Every entry must be copied word for word.
START RECORDS PROVIDED
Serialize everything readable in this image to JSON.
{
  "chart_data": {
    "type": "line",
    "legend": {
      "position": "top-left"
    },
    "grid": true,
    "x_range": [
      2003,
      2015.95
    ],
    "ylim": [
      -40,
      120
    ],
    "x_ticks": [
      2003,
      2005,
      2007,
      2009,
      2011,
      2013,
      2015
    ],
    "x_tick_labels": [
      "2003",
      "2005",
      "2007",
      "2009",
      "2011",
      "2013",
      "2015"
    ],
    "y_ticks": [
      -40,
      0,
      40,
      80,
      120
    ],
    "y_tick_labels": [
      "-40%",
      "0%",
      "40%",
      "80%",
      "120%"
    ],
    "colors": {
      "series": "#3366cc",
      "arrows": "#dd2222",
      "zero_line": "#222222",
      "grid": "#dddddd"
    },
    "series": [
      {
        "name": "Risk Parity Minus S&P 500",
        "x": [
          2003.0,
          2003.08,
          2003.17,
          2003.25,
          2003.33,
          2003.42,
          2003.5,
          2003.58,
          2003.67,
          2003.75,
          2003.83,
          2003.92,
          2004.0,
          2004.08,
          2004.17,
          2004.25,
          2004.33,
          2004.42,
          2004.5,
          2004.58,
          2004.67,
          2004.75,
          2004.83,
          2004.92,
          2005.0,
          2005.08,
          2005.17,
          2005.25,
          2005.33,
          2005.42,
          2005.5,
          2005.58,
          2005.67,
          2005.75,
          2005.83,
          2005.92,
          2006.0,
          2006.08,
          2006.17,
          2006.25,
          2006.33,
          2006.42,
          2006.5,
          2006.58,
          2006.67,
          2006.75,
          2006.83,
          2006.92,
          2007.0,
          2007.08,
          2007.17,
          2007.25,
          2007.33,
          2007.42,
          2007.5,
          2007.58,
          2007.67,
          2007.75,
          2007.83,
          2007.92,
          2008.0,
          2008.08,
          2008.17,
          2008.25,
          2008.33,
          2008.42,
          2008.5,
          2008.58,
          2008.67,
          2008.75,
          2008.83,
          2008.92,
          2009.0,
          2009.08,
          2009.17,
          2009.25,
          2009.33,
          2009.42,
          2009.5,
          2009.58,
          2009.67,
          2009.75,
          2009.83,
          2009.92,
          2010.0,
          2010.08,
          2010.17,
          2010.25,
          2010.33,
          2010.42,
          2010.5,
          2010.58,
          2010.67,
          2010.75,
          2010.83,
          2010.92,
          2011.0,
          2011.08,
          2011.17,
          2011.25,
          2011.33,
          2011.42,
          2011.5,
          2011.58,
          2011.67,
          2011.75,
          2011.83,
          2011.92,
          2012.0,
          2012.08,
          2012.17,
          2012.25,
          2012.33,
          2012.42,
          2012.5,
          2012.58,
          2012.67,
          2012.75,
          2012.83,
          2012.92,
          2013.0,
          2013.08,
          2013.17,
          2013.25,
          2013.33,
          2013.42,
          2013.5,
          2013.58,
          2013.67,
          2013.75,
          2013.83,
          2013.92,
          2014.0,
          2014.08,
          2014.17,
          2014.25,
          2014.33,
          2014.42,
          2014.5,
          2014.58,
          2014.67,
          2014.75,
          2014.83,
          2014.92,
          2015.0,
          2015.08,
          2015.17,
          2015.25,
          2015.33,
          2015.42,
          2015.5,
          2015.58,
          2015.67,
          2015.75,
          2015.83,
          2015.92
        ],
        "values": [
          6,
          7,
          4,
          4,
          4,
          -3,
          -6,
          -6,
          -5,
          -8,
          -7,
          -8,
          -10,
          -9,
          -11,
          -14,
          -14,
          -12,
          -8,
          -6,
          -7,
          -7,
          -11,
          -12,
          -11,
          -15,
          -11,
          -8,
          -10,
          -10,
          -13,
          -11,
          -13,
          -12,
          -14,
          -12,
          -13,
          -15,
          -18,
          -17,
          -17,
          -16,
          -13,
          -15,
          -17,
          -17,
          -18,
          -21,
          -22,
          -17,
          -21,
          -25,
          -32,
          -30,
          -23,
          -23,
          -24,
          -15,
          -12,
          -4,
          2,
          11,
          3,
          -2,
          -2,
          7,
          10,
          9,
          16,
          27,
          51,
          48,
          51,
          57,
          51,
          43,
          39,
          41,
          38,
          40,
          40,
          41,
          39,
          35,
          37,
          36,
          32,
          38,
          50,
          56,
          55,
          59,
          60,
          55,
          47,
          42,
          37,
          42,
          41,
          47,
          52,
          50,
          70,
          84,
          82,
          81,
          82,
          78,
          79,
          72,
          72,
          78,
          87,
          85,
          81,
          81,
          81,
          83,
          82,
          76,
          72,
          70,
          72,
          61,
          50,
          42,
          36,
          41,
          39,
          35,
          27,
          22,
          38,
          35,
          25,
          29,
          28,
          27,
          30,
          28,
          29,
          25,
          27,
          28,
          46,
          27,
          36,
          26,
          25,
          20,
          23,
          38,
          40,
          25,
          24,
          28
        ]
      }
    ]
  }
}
END RECORDS PROVIDED
**ANSWER FOR THE TASK:**
Serialize everything readable in this image to JSON.
{
  "chart_data": {
    "type": "line",
    "legend": {
      "position": "top-left"
    },
    "grid": true,
    "x_range": [
      2003,
      2015.95
    ],
    "ylim": [
      -40,
      120
    ],
    "x_ticks": [
      2003,
      2005,
      2007,
      2009,
      2011,
      2013,
      2015
    ],
    "x_tick_labels": [
      "2003",
      "2005",
      "2007",
      "2009",
      "2011",
      "2013",
      "2015"
    ],
    "y_ticks": [
      -40,
      0,
      40,
      80,
      120
    ],
    "y_tick_labels": [
      "-40%",
      "0%",
      "40%",
      "80%",
      "120%"
    ],
    "colors": {
      "series": "#3366cc",
      "arrows": "#dd2222",
      "zero_line": "#222222",
      "grid": "#dddddd"
    },
    "series": [
      {
        "name": "Risk Parity Minus S&P 500",
        "x": [
          2003.0,
          2003.08,
          2003.17,
          2003.25,
          2003.33,
          2003.42,
          2003.5,
          2003.58,
          2003.67,
          2003.75,
          2003.83,
          2003.92,
          2004.0,
          2004.08,
          2004.17,
          2004.25,
          2004.33,
          2004.42,
          2004.5,
          2004.58,
          2004.67,
          2004.75,
          2004.83,
          2004.92,
          2005.0,
          2005.08,
          2005.17,
          2005.25,
          2005.33,
          2005.42,
          2005.5,
          2005.58,
          2005.67,
          2005.75,
          2005.83,
          2005.92,
          2006.0,
          2006.08,
          2006.17,
          2006.25,
          2006.33,
          2006.42,
          2006.5,
          2006.58,
          2006.67,
          2006.75,
          2006.83,
          2006.92,
          2007.0,
          2007.08,
          2007.17,
          2007.25,
          2007.33,
          2007.42,
          2007.5,
          2007.58,
          2007.67,
          2007.75,
          2007.83,
          2007.92,
          2008.0,
          2008.08,
          2008.17,
          2008.25,
          2008.33,
          2008.42,
          2008.5,
          2008.58,
          2008.67,
          2008.75,
          2008.83,
          2008.92,
          2009.0,
          2009.08,
          2009.17,
          2009.25,
          2009.33,
          2009.42,
          2009.5,
          2009.58,
          2009.67,
          2009.75,
          2009.83,
          2009.92,
          2010.0,
          2010.08,
          2010.17,
          2010.25,
          2010.33,
          2010.42,
          2010.5,
          2010.58,
          2010.67,
          2010.75,
          2010.83,
          2010.92,
          2011.0,
          2011.08,
          2011.17,
          2011.25,
          2011.33,
          2011.42,
          2011.5,
          2011.58,
          2011.67,
          2011.75,
          2011.83,
          2011.92,
          2012.0,
          2012.08,
          2012.17,
          2012.25,
          2012.33,
          2012.42,
          2012.5,
          2012.58,
          2012.67,
          2012.75,
          2012.83,
          2012.92,
          2013.0,
          2013.08,
          2013.17,
          2013.25,
          2013.33,
          2013.42,
          2013.5,
          2013.58,
          2013.67,
          2013.75,
          2013.83,
          2013.92,
          2014.0,
          2014.08,
          2014.17,
          2014.25,
          2014.33,
          2014.42,
          2014.5,
          2014.58,
          2014.67,
          2014.75,
          2014.83,
          2014.92,
          2015.0,
          2015.08,
          2015.17,
          2015.25,
          2015.33,
          2015.42,
          2015.5,
          2015.58,
          2015.67,
          2015.75,
          2015.83,
          2015.92
        ],
        "values": [
          6,
          7,
          4,
          4,
          4,
          -3,
          -6,
          -6,
          -5,
          -8,
          -7,
          -8,
          -10,
          -9,
          -11,
          -14,
          -14,
          -12,
          -8,
          -6,
          -7,
          -7,
          -11,
          -12,
          -11,
          -15,
          -11,
          -8,
          -10,
          -10,
          -13,
          -11,
          -13,
          -12,
          -14,
          -12,
          -13,
          -15,
          -18,
          -17,
          -17,
          -16,
          -13,
          -15,
          -17,
          -17,
          -18,
          -21,
          -22,
          -17,
          -21,
          -25,
          -32,
          -30,
          -23,
          -23,
          -24,
          -15,
          -12,
          -4,
          2,
          11,
          3,
          -2,
          -2,
          7,
          10,
          9,
          16,
          27,
          51,
          48,
          51,
          57,
          51,
          43,
          39,
          41,
          38,
          40,
          40,
          41,
          39,
          35,
          37,
          36,
          32,
          38,
          50,
          56,
          55,
          59,
          60,
          55,
          47,
          42,
          37,
          42,
          41,
          47,
          52,
          50,
          70,
          84,
          82,
          81,
          82,
          78,
          79,
          72,
          72,
          78,
          87,
          85,
          81,
          81,
          81,
          83,
          82,
          76,
          72,
          70,
          72,
          61,
          50,
          42,
          36,
          41,
          39,
          35,
          27,
          22,
          38,
          35,
          25,
          29,
          28,
          27,
          30,
          28,
          29,
          25,
          27,
          28,
          46,
          27,
          36,
          26,
          25,
          20,
          23,
          38,
          40,
          25,
          24,
          28
        ]
      }
    ]
  }
}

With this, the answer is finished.